Set exercise: Output only the count of lines that contain "result".

— Begin Input —

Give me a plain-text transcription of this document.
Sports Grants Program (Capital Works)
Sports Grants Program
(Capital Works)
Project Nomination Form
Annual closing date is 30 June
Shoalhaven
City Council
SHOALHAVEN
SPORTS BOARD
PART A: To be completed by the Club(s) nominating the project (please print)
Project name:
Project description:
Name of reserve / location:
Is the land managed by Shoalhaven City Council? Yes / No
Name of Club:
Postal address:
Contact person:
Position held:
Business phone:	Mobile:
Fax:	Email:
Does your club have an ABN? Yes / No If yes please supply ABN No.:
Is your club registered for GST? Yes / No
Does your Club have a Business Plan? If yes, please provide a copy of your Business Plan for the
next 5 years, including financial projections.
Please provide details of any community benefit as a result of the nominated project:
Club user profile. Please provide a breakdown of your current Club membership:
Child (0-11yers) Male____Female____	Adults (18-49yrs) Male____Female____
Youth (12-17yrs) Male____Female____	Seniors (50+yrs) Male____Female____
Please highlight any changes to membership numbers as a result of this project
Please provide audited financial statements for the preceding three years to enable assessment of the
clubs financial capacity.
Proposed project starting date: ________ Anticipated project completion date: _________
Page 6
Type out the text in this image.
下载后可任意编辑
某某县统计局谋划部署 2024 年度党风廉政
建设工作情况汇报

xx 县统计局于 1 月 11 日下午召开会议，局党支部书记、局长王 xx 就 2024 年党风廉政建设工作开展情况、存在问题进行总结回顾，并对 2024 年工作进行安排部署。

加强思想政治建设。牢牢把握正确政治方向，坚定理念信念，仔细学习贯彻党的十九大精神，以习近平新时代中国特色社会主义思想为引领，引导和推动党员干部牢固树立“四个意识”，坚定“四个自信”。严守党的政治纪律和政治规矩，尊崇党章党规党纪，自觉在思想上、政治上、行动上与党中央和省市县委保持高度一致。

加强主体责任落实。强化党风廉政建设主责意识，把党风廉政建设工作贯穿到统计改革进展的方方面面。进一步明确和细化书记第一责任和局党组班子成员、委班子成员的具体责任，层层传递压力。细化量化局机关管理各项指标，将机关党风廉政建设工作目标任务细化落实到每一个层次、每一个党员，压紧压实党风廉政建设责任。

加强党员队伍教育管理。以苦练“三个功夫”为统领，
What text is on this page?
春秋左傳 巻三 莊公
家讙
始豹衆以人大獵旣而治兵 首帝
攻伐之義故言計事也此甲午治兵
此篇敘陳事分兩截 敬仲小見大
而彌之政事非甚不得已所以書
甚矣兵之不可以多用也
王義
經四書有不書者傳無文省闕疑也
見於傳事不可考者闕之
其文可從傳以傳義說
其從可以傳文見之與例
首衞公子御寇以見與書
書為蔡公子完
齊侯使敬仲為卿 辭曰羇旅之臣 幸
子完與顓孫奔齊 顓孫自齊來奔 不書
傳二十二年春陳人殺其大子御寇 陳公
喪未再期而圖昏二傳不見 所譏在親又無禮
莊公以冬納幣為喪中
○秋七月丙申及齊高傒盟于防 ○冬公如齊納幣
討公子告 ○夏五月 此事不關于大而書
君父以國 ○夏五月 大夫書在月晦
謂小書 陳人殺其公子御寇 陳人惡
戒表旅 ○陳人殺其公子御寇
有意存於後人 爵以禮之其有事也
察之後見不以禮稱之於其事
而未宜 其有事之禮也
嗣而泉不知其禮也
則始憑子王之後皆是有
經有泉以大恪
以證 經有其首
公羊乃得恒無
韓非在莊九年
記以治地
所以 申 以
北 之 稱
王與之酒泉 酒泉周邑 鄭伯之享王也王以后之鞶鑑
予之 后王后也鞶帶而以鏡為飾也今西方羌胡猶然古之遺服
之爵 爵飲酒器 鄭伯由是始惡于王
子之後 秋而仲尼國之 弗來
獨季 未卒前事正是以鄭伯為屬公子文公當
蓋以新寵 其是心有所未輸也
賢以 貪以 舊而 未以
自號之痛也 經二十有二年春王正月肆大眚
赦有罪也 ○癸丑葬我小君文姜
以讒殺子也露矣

— End Input —

Expected output: 2